* _QUOTED TEXT_
***
LOCKSS: Format Migration

From CLOCKSS Trusted Digital Repository Documents
Revision as of 01:30, 27 September 2013 by Dshr (Talk | contribs) (Initial version)

(diff) ← Older revision | Latest revision (diff) | Newer revision → (diff)
Jump to: navigation, search

LOCKSS: Format Migration

Obsolescence of Web Formats

Jeff Rothenberg's path-breaking pre-Web analysis of digital preservation predicted that:

  • The probability of an individual format going obsolete was high.
  • The time that would elapse between the introduction of a new format and its obsolescence would likely be short.

The OAIS reference model inherited this analysis, and its implication that expending resources now to prepare for the likely rapid obsolescence of formats was desirable.

The LOCKSS technology was designed from the start specifically to preserve content published on the Web. A Web format becomes obsolete when support for it is removed from browsers. Theoretical analyses of the mechanisms by which this would happen predicted that this would be a rare occurrence, because the incentives for doing so are weak, and the disincentives are strong. Subsequent practical research by Matt Holden of INA into the renderability of Web formats that were predicted to be the most likely to suffer obsolescence, audio-visual formats from the early days of the Web, showed that 15 years later format obsolescence was negligible.

LOCKSS Strategy for Format Obsolescence

Thus Web archives, such as the CLOCKSS archive, have a different model of when to devote resources to format migration, because:

  • The probability of a format going obsolete is low.
  • If a format does go obsolete, it will be a long time after its introduction.

Further, studies have shown that:

Given these observations, the LOCKSS system's strategy for preserving content is:

  • Store, and maintain the integrity of, the original bits.
  • Exploit the content negotiation capabilities of the Web (and presumably any successor technology to the Web) to detect when a reader's browser does not support the original format in which the bits are stored.
  • If this shows it to be necessary, use John Ockerbloom's Typed Object Model technology to construct a format migration pipeline capable of migrating from the original format to a format the reader's browser can render.
  • Use this pipeline to generate a temporary access copy of the original in a format suitable for the reader's browser.
  • Discard this access copy when it is no longer needed.

A framework to support this strategy was implemented in the LOCKSS software and demonstrated in 2005.

This strategy has a number of significant advantages:

  • It uses the minimum amount of storage.
***
* _SHORT EXERCISE 1_
Answer these questions from the format migration page:
(a) Who carried out the practical research into the renderability of early Web formats?
(b) In what year was a framework supporting the LOCKSS strategy demonstrated?
(c) Whose technology is used to construct a format migration pipeline?
* _SHORT EXERCISE 2_
Does each statement agree with the format migration page? Answer yes or no, and quote the words that decide it.
(a) The LOCKSS technology was built from the outset to preserve content published on the Web.
(b) The access copy made for a reader is kept permanently alongside the original.
(c) Rothenberg expected a new format to become obsolete only long after its introduction.
* _SHORT EXERCISE 3_
Duplicate the passage of the format migration page from "Further, studies have" up to and including "the reader's browser.".
The data is not needed for any of this work.

* _PROVIDED MATERIAL_
***
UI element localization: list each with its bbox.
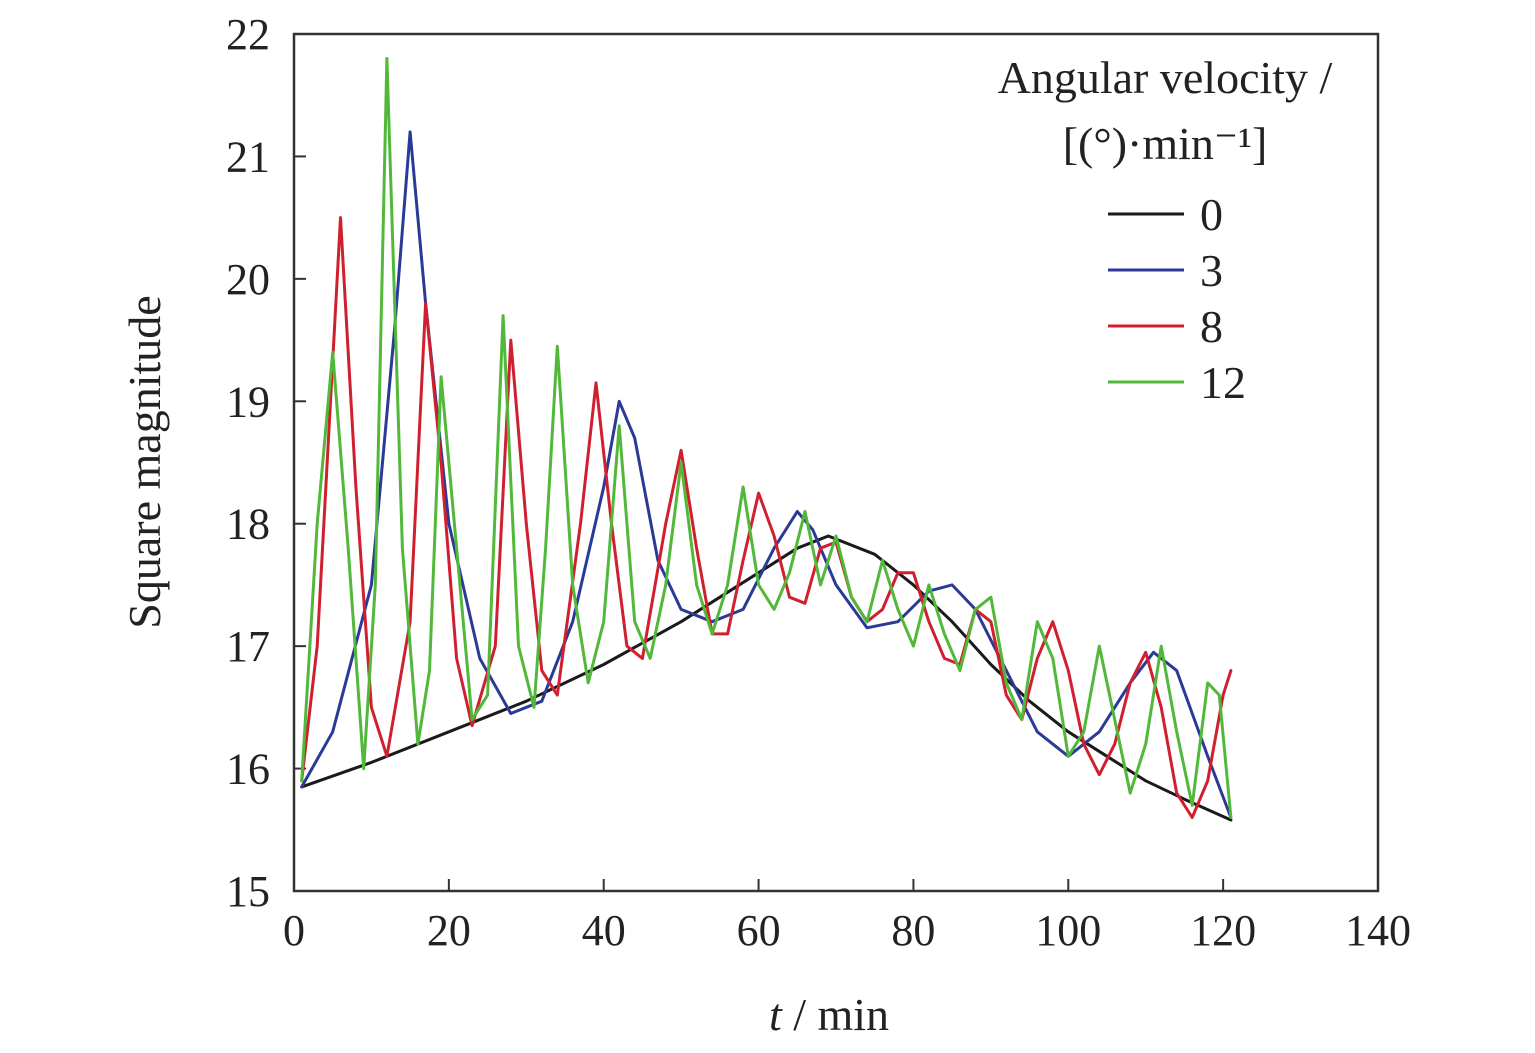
***
* _WORKED SOLUTION 1_
(a) Matt Holden of INA
(b) 2005
(c) John Ockerbloom's (his Typed Object Model technology)

* _WORKED SOLUTION 2_
(a) Yes: "The LOCKSS technology was designed from the start specifically to preserve content published on the Web."
(b) No: "Discard this access copy when it is no longer needed."
(c) No: "The time that would elapse between the introduction of a new format and its obsolescence would likely be short."

* _WORKED SOLUTION 3_
Further, studies have shown that:

Given these observations, the LOCKSS system's strategy for preserving content is:

  • Store, and maintain the integrity of, the original bits.
  • Exploit the content negotiation capabilities of the Web (and presumably any successor technology to the Web) to detect when a reader's browser does not support the original format in which the bits are stored.
  • If this shows it to be necessary, use John Ockerbloom's Typed Object Model technology to construct a format migration pipeline capable of migrating from the original format to a format the reader's browser can render.
  • Use this pipeline to generate a temporary access copy of the original in a format suitable for the reader's browser.